WORK INSTRUCTIONS: Copy out each line that mentions the word "margin".

|---|

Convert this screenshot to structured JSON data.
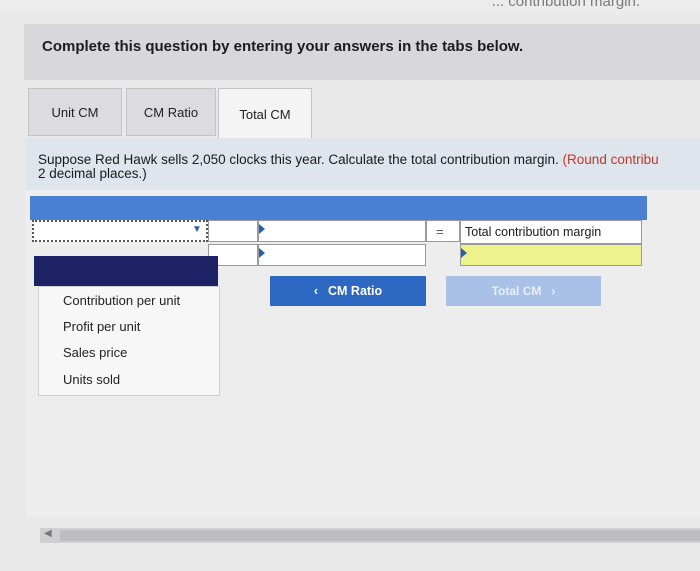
{
  "top_fragment": "... contribution margin.",
  "header": {
    "text": "Complete this question by entering your answers in the tabs below."
  },
  "tabs": [
    {
      "label": "Unit CM",
      "active": false
    },
    {
      "label": "CM Ratio",
      "active": false
    },
    {
      "label": "Total CM",
      "active": true
    }
  ],
  "instructions": {
    "line1_main": "Suppose Red Hawk sells 2,050 clocks this year. Calculate the total contribution margin.",
    "line1_note": "(Round contribu",
    "line2": "2 decimal places.)"
  },
  "table": {
    "equals": "=",
    "result_label": "Total contribution margin"
  },
  "nav": {
    "prev_label": "CM Ratio",
    "next_label": "Total CM"
  },
  "dropdown": {
    "options": [
      "Contribution per unit",
      "Profit per unit",
      "Sales price",
      "Units sold"
    ]
  },
  "colors": {
    "table_header": "#4a7fd3",
    "nav_primary": "#2c68c2",
    "nav_disabled": "#a9c1e6",
    "dropdown_highlight": "#1c2263",
    "result_cell": "#eef28d"
  }
}
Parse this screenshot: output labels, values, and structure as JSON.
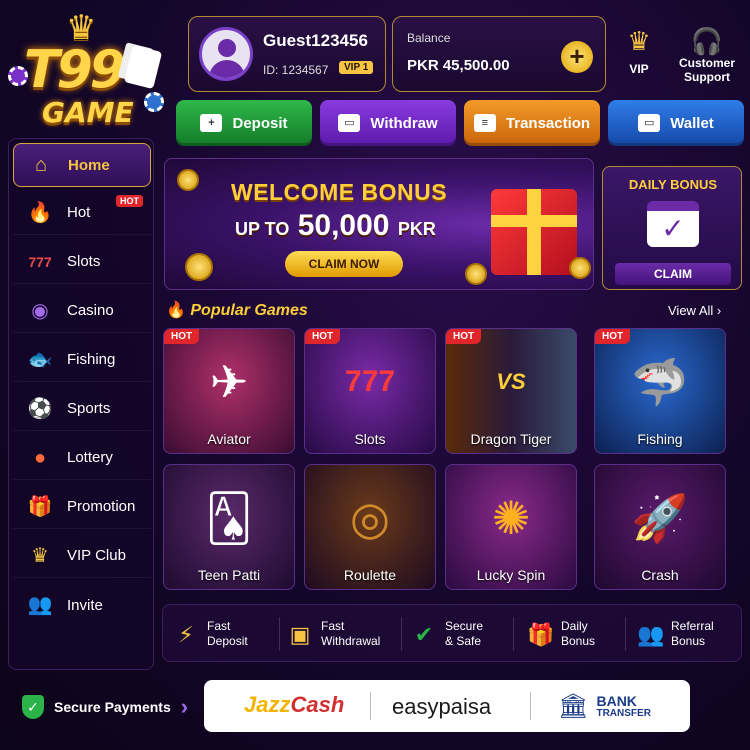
{
  "logo": {
    "line1": "T99",
    "line2": "GAME"
  },
  "user": {
    "name": "Guest123456",
    "id": "ID: 1234567",
    "vip": "VIP 1"
  },
  "balance": {
    "label": "Balance",
    "value": "PKR 45,500.00",
    "add": "+"
  },
  "top_links": {
    "vip": "VIP",
    "support": "Customer Support"
  },
  "actions": {
    "deposit": "Deposit",
    "withdraw": "Withdraw",
    "transaction": "Transaction",
    "wallet": "Wallet"
  },
  "sidebar": {
    "items": [
      {
        "label": "Home",
        "icon": "home-icon"
      },
      {
        "label": "Hot",
        "icon": "fire-icon",
        "tag": "HOT"
      },
      {
        "label": "Slots",
        "icon": "slot-machine-icon"
      },
      {
        "label": "Casino",
        "icon": "chip-icon"
      },
      {
        "label": "Fishing",
        "icon": "fish-icon"
      },
      {
        "label": "Sports",
        "icon": "soccer-ball-icon"
      },
      {
        "label": "Lottery",
        "icon": "lottery-balls-icon"
      },
      {
        "label": "Promotion",
        "icon": "gift-icon"
      },
      {
        "label": "VIP Club",
        "icon": "crown-icon"
      },
      {
        "label": "Invite",
        "icon": "users-icon"
      }
    ]
  },
  "banner": {
    "title": "WELCOME BONUS",
    "sub_prefix": "UP TO",
    "amount": "50,000",
    "currency": "PKR",
    "cta": "CLAIM NOW"
  },
  "daily_bonus": {
    "title": "DAILY BONUS",
    "cta": "CLAIM"
  },
  "popular": {
    "heading": "Popular Games",
    "view_all": "View All",
    "games": [
      {
        "title": "Aviator",
        "tag": "HOT"
      },
      {
        "title": "Slots",
        "tag": "HOT"
      },
      {
        "title": "Dragon Tiger",
        "tag": "HOT"
      },
      {
        "title": "Fishing",
        "tag": "HOT"
      },
      {
        "title": "Teen Patti",
        "tag": ""
      },
      {
        "title": "Roulette",
        "tag": ""
      },
      {
        "title": "Lucky Spin",
        "tag": ""
      },
      {
        "title": "Crash",
        "tag": ""
      }
    ]
  },
  "features": [
    {
      "l1": "Fast",
      "l2": "Deposit",
      "icon": "lightning-icon"
    },
    {
      "l1": "Fast",
      "l2": "Withdrawal",
      "icon": "wallet-icon"
    },
    {
      "l1": "Secure",
      "l2": "& Safe",
      "icon": "shield-check-icon"
    },
    {
      "l1": "Daily",
      "l2": "Bonus",
      "icon": "gift-icon"
    },
    {
      "l1": "Referral",
      "l2": "Bonus",
      "icon": "add-user-icon"
    }
  ],
  "footer": {
    "secure_label": "Secure Payments",
    "jazz_a": "Jazz",
    "jazz_b": "Cash",
    "easypaisa": "easypaisa",
    "bank_1": "BANK",
    "bank_2": "TRANSFER"
  },
  "colors": {
    "accent_gold": "#f5c542",
    "hot_red": "#e0252b",
    "bg_purple": "#14062a"
  }
}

|---|

REPLY:
  "top_fragment": "... contribution margin.",
    "line1_main": "Suppose Red Hawk sells 2,050 clocks this year. Calculate the total contribution margin.",
    "result_label": "Total contribution margin"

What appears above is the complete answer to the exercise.